- [GIVEN ENTRIES]:
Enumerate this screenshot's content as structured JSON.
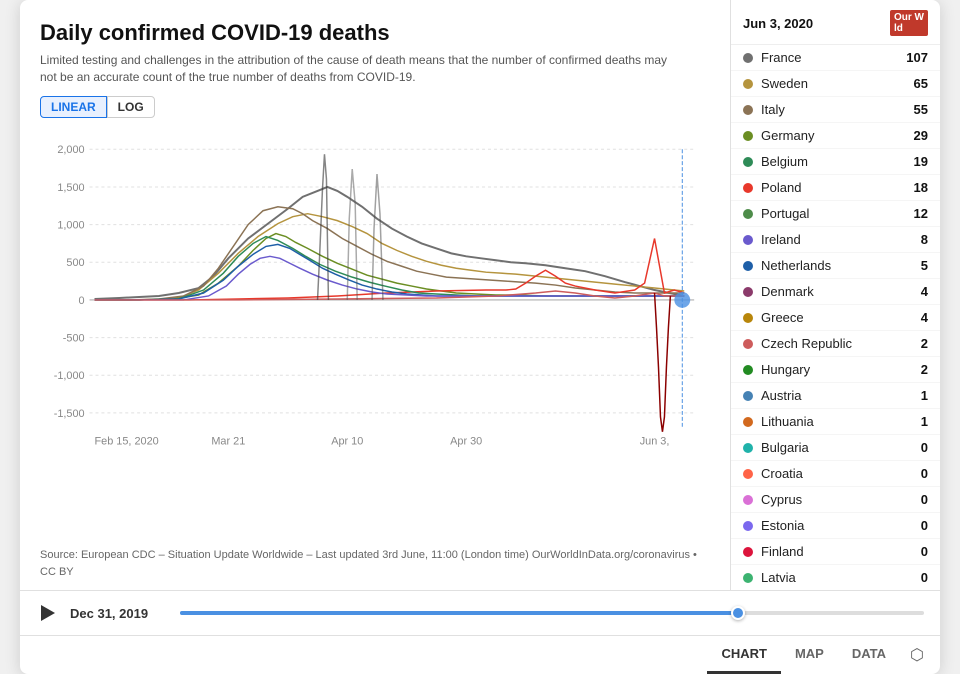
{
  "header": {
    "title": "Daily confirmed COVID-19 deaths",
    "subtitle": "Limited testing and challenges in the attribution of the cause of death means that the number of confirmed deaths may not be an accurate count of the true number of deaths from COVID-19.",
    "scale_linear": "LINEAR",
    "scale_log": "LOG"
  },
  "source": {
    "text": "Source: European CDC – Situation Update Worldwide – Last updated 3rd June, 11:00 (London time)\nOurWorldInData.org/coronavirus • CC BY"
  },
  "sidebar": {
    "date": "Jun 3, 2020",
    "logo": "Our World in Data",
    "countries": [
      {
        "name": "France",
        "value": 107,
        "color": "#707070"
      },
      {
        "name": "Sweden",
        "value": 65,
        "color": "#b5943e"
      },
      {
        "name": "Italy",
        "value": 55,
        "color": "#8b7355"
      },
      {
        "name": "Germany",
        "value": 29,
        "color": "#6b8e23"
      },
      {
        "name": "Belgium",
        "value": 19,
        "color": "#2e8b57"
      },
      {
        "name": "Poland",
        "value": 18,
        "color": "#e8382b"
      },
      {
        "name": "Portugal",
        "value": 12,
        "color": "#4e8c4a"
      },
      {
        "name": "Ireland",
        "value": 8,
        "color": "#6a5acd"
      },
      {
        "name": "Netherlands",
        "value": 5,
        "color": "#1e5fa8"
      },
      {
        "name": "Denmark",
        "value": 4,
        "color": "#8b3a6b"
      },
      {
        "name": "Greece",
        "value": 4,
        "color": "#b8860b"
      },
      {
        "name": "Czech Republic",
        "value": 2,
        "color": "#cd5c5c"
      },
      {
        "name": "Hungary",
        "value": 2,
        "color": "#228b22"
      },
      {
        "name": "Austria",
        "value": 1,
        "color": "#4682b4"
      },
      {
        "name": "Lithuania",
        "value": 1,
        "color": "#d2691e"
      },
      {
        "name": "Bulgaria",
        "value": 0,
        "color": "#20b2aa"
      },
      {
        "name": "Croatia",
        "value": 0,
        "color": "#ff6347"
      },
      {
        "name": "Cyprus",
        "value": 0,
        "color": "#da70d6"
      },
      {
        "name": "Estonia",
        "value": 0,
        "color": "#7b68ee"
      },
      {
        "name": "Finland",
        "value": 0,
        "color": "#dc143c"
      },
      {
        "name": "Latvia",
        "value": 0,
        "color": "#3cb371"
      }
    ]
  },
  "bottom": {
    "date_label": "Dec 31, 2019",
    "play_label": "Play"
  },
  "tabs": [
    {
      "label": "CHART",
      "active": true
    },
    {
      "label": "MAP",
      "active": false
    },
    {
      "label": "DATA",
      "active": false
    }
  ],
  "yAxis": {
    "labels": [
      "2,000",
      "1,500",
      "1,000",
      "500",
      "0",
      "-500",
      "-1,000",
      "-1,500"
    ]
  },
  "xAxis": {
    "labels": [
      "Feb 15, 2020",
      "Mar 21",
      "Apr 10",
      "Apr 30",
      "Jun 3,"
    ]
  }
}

- [EXERCISE DESCRIPTION]:
Lines of the listing above that contain the word "deaths" should all be returned.

- [TASK SOLUTION]:
    "title": "Daily confirmed COVID-19 deaths",
    "subtitle": "Limited testing and challenges in the attribution of the cause of death means that the number of confirmed deaths may not be an accurate count of the true number of deaths from COVID-19.",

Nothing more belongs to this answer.